— Bounding box entries —
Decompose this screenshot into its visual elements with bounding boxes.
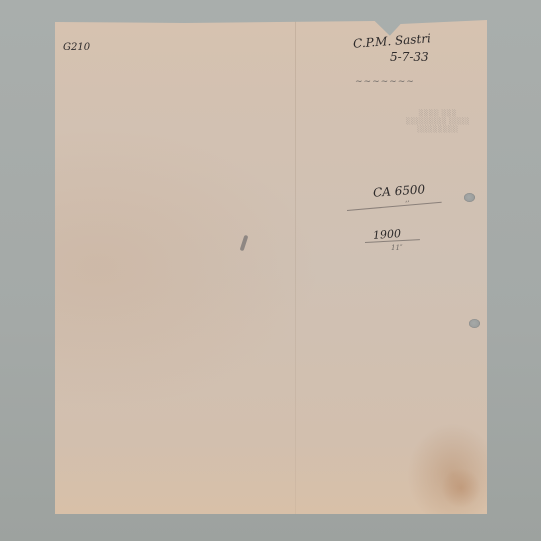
stamp-line-2: ░░░░░░░░ ░░░░ bbox=[383, 118, 493, 126]
center-fold-line bbox=[295, 20, 296, 514]
squiggle-scribble: ∼∼∼∼∼∼∼ bbox=[355, 77, 415, 87]
pencil-mark bbox=[240, 235, 249, 251]
catalog-code: CA 6500 bbox=[373, 182, 426, 200]
corner-reference-note: G210 bbox=[63, 42, 90, 53]
price-note-sub: 11″ bbox=[391, 244, 403, 252]
paper-sheet: G210 C.P.M. Sastri 5-7-33 ∼∼∼∼∼∼∼ ░░░░ ░… bbox=[55, 20, 487, 514]
stamp-line-1: ░░░░ ░░░ bbox=[383, 110, 493, 118]
stamp-line-3: ░░░░░░░░ bbox=[383, 126, 493, 134]
punch-hole-bottom bbox=[469, 319, 480, 328]
corner-stain bbox=[441, 468, 481, 508]
punch-hole-top bbox=[464, 193, 475, 202]
signature-date: 5-7-33 bbox=[390, 50, 429, 64]
catalog-underline bbox=[347, 202, 442, 211]
signature-name: C.P.M. Sastri bbox=[353, 31, 432, 50]
faded-stamp: ░░░░ ░░░ ░░░░░░░░ ░░░░ ░░░░░░░░ bbox=[383, 110, 493, 134]
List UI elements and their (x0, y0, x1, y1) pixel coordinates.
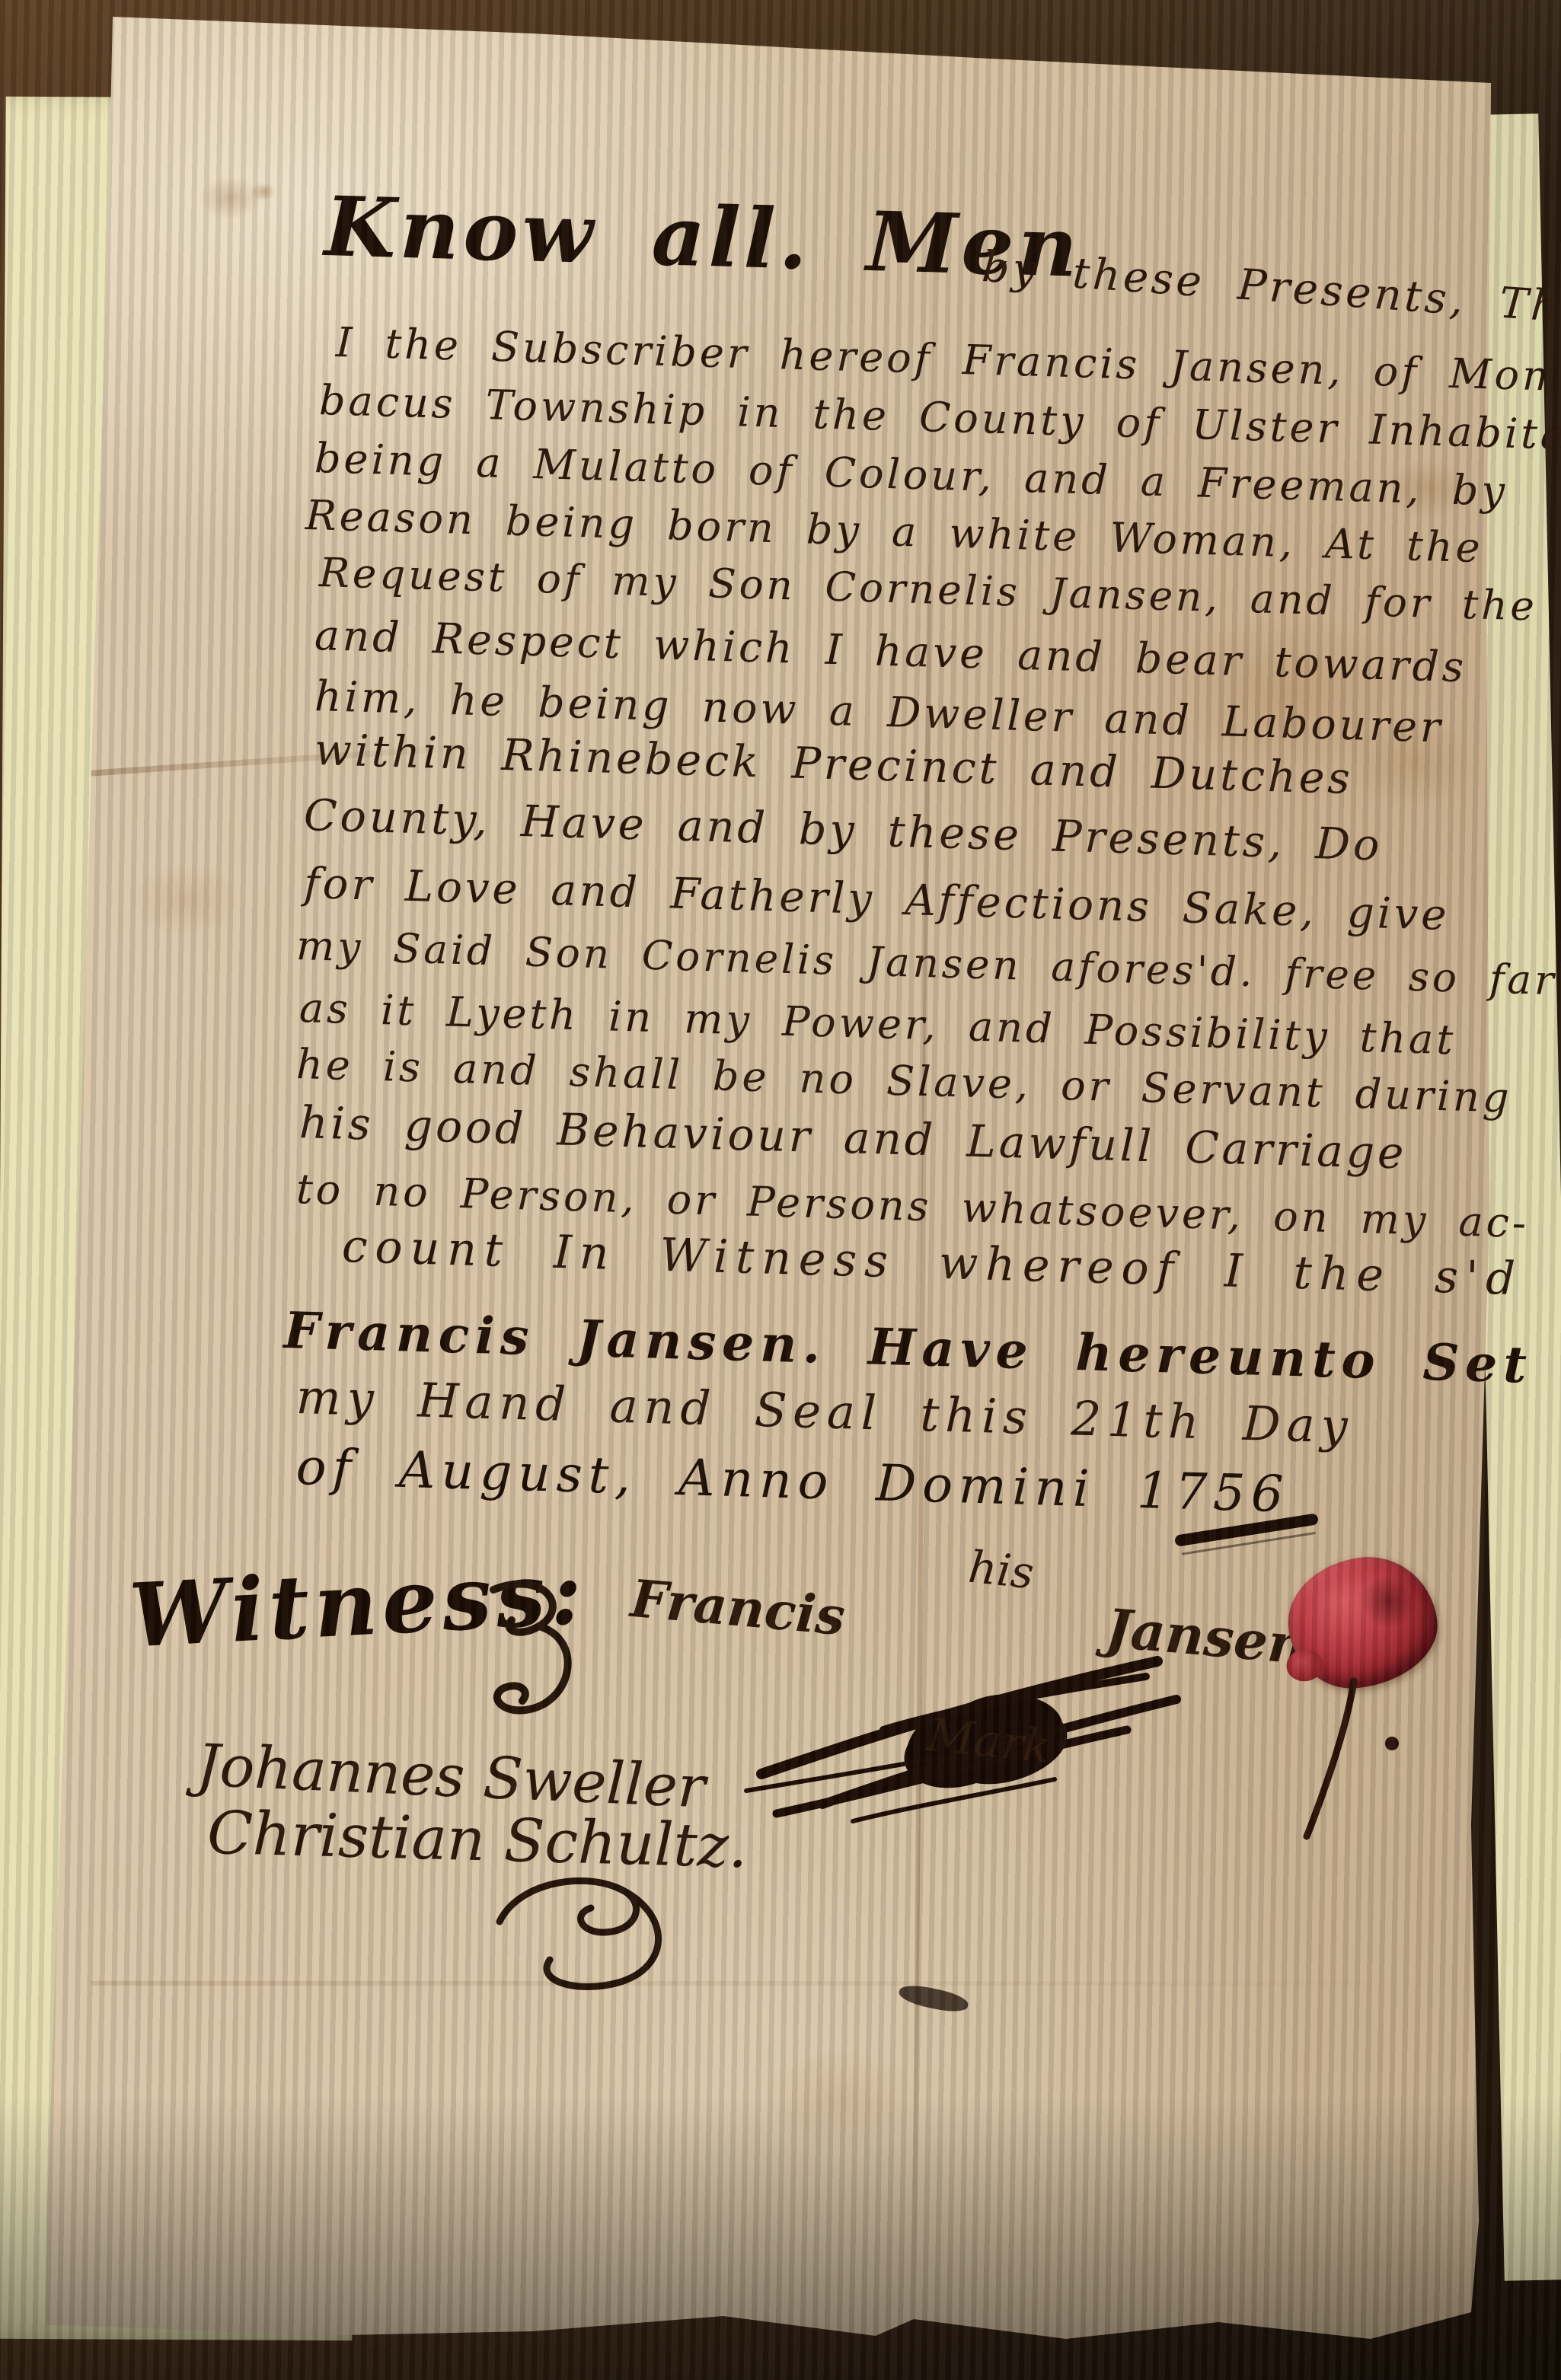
seal-tail-stroke (1294, 1675, 1409, 1881)
his-label: his (966, 1541, 1036, 1600)
schultz-flourish-icon (487, 1867, 685, 1996)
witness-flourish-icon (471, 1573, 585, 1756)
photo-of-manuscript: Know all. Menby these Presents, ThatI th… (0, 0, 1561, 2380)
fold-crease-horizontal-lower (91, 1981, 1492, 1986)
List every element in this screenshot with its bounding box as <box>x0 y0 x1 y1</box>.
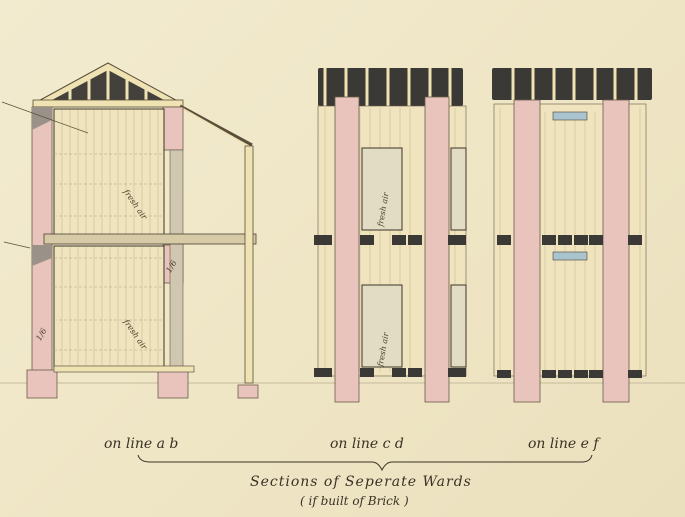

— Exercise —
Reproduce every line of the records above word for word, leaving out the pictures.

— Answer in full —
Decompose this screenshot into its visual elements with bounding boxes.
stamp-line-2: ░░░░░░░░ ░░░░ bbox=[383, 118, 493, 126]
center-fold-line bbox=[295, 20, 296, 514]
squiggle-scribble: ∼∼∼∼∼∼∼ bbox=[355, 77, 415, 87]
pencil-mark bbox=[240, 235, 249, 251]
catalog-code: CA 6500 bbox=[373, 182, 426, 200]
corner-reference-note: G210 bbox=[63, 42, 90, 53]
price-note-sub: 11″ bbox=[391, 244, 403, 252]
paper-sheet: G210 C.P.M. Sastri 5-7-33 ∼∼∼∼∼∼∼ ░░░░ ░… bbox=[55, 20, 487, 514]
stamp-line-1: ░░░░ ░░░ bbox=[383, 110, 493, 118]
stamp-line-3: ░░░░░░░░ bbox=[383, 126, 493, 134]
punch-hole-bottom bbox=[469, 319, 480, 328]
corner-stain bbox=[441, 468, 481, 508]
punch-hole-top bbox=[464, 193, 475, 202]
signature-date: 5-7-33 bbox=[390, 50, 429, 64]
catalog-underline bbox=[347, 202, 442, 211]
signature-name: C.P.M. Sastri bbox=[353, 31, 432, 50]
faded-stamp: ░░░░ ░░░ ░░░░░░░░ ░░░░ ░░░░░░░░ bbox=[383, 110, 493, 134]
List UI elements and their (x0, y0, x1, y1) pixel coordinates.
seal-tail-stroke (1294, 1675, 1409, 1881)
his-label: his (966, 1541, 1036, 1600)
schultz-flourish-icon (487, 1867, 685, 1996)
witness-flourish-icon (471, 1573, 585, 1756)
photo-of-manuscript: Know all. Menby these Presents, ThatI th… (0, 0, 1561, 2380)
fold-crease-horizontal-lower (91, 1981, 1492, 1986)
List every element in this screenshot with its bounding box as <box>x0 y0 x1 y1</box>.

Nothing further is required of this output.